Work to be completed -
Leave out the pictures and copy the remaining records exactly.

** BEGIN Supplied records **

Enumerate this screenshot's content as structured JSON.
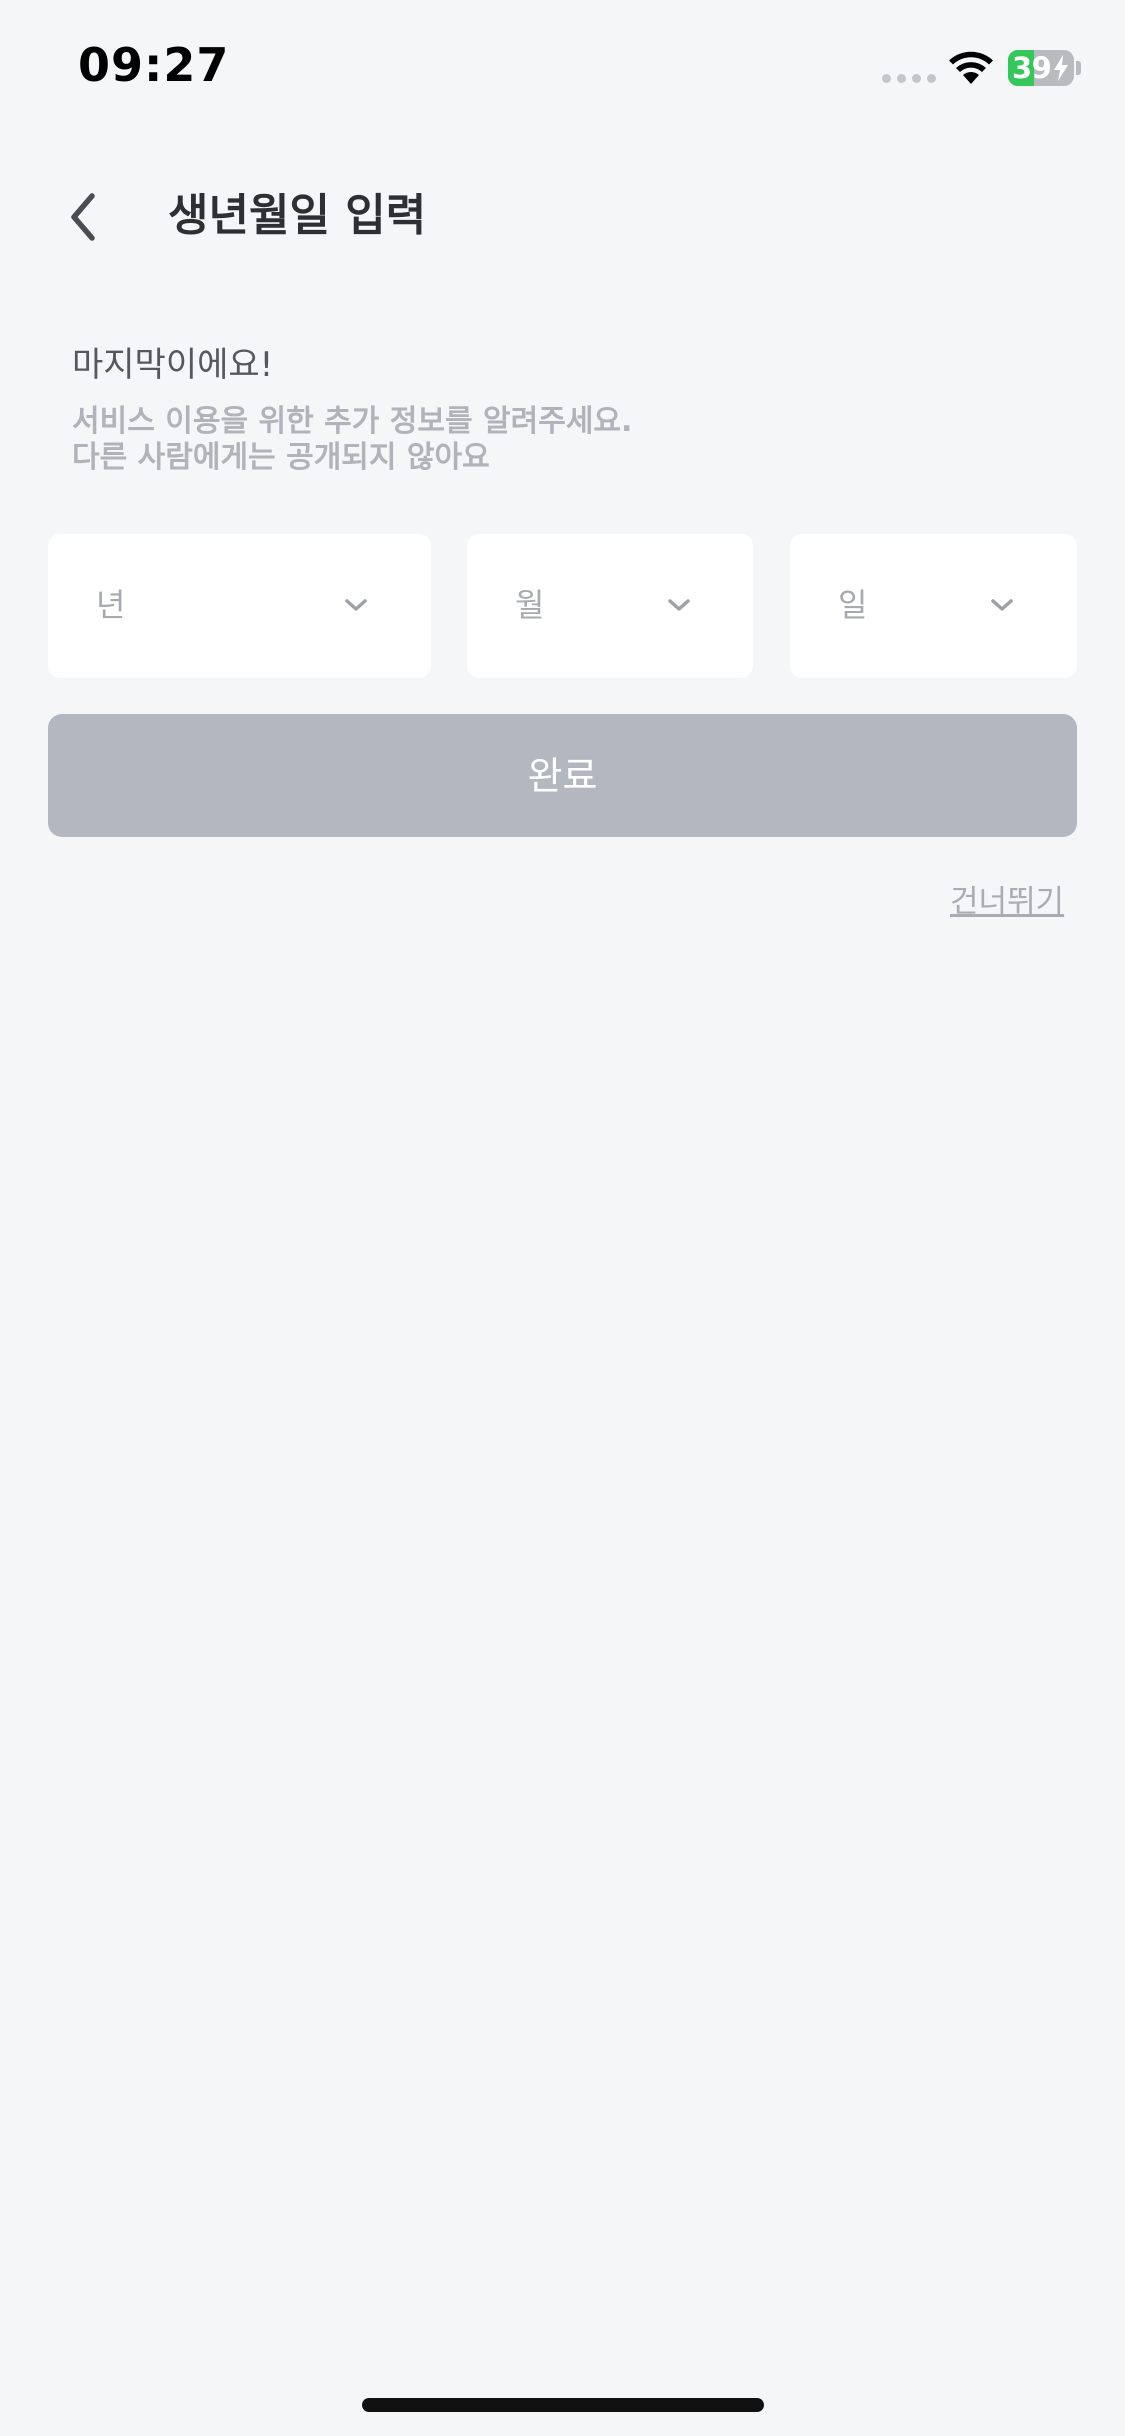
{
  "status_bar": {
    "time": "09:27",
    "battery_level": "39",
    "battery_fraction": 0.39,
    "battery_color": "#34c759",
    "icons": [
      "signal-dots-icon",
      "wifi-icon",
      "battery-icon",
      "charging-bolt-icon"
    ]
  },
  "header": {
    "back_icon": "chevron-left-icon",
    "title": "생년월일 입력"
  },
  "intro": {
    "heading": "마지막이에요!",
    "description_line1": "서비스 이용을 위한 추가 정보를 알려주세요.",
    "description_line2": "다른 사람에게는 공개되지 않아요"
  },
  "selects": {
    "year": {
      "placeholder": "년",
      "icon": "chevron-down-icon"
    },
    "month": {
      "placeholder": "월",
      "icon": "chevron-down-icon"
    },
    "day": {
      "placeholder": "일",
      "icon": "chevron-down-icon"
    }
  },
  "actions": {
    "done_label": "완료",
    "done_color": "#b3b7c0",
    "skip_label": "건너뛰기"
  }
}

** END Supplied records **

Answer for the task -
Enumerate this screenshot's content as structured JSON.
{
  "status_bar": {
    "time": "09:27",
    "battery_level": "39",
    "battery_fraction": 0.39,
    "battery_color": "#34c759",
    "icons": [
      "signal-dots-icon",
      "wifi-icon",
      "battery-icon",
      "charging-bolt-icon"
    ]
  },
  "header": {
    "back_icon": "chevron-left-icon",
    "title": "생년월일 입력"
  },
  "intro": {
    "heading": "마지막이에요!",
    "description_line1": "서비스 이용을 위한 추가 정보를 알려주세요.",
    "description_line2": "다른 사람에게는 공개되지 않아요"
  },
  "selects": {
    "year": {
      "placeholder": "년",
      "icon": "chevron-down-icon"
    },
    "month": {
      "placeholder": "월",
      "icon": "chevron-down-icon"
    },
    "day": {
      "placeholder": "일",
      "icon": "chevron-down-icon"
    }
  },
  "actions": {
    "done_label": "완료",
    "done_color": "#b3b7c0",
    "skip_label": "건너뛰기"
  }
}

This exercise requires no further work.